Collection entries:
/---
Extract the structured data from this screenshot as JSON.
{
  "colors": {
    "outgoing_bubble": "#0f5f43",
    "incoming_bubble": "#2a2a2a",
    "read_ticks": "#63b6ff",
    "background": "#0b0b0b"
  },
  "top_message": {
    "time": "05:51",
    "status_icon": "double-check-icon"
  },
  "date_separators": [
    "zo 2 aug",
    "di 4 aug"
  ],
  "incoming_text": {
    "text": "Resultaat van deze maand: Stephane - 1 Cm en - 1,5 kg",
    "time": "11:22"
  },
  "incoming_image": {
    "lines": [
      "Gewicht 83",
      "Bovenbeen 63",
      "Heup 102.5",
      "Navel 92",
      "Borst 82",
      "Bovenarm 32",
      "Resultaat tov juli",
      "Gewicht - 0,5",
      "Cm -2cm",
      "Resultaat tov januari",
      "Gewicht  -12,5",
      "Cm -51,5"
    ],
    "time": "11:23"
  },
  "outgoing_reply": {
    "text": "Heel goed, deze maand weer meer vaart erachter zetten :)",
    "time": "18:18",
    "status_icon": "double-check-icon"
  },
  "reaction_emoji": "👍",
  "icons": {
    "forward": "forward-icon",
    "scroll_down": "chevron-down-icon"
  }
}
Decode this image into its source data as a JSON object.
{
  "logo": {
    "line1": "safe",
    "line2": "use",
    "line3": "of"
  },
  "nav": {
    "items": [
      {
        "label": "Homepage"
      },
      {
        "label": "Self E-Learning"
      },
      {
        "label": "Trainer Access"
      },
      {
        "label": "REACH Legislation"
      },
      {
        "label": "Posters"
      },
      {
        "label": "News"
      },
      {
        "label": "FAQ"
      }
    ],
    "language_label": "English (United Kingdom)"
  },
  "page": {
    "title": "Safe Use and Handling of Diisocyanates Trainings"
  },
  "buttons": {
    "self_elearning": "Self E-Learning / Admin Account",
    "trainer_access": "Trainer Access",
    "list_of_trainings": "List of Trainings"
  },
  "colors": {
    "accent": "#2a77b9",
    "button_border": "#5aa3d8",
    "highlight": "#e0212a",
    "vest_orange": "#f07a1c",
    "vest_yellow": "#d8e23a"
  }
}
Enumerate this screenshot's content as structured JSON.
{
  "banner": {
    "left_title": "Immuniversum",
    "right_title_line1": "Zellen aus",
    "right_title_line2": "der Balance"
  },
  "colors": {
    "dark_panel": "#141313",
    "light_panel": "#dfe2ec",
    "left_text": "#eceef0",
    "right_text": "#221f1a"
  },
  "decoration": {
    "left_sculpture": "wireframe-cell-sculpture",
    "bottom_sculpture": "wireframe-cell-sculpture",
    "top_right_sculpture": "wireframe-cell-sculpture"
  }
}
\---
Task requirements: Take the lines above from the one holding "Enumerate this screenshot's" to the last and output them exactly.

In response:
Enumerate this screenshot's content as structured JSON.
{
  "banner": {
    "left_title": "Immuniversum",
    "right_title_line1": "Zellen aus",
    "right_title_line2": "der Balance"
  },
  "colors": {
    "dark_panel": "#141313",
    "light_panel": "#dfe2ec",
    "left_text": "#eceef0",
    "right_text": "#221f1a"
  },
  "decoration": {
    "left_sculpture": "wireframe-cell-sculpture",
    "bottom_sculpture": "wireframe-cell-sculpture",
    "top_right_sculpture": "wireframe-cell-sculpture"
  }
}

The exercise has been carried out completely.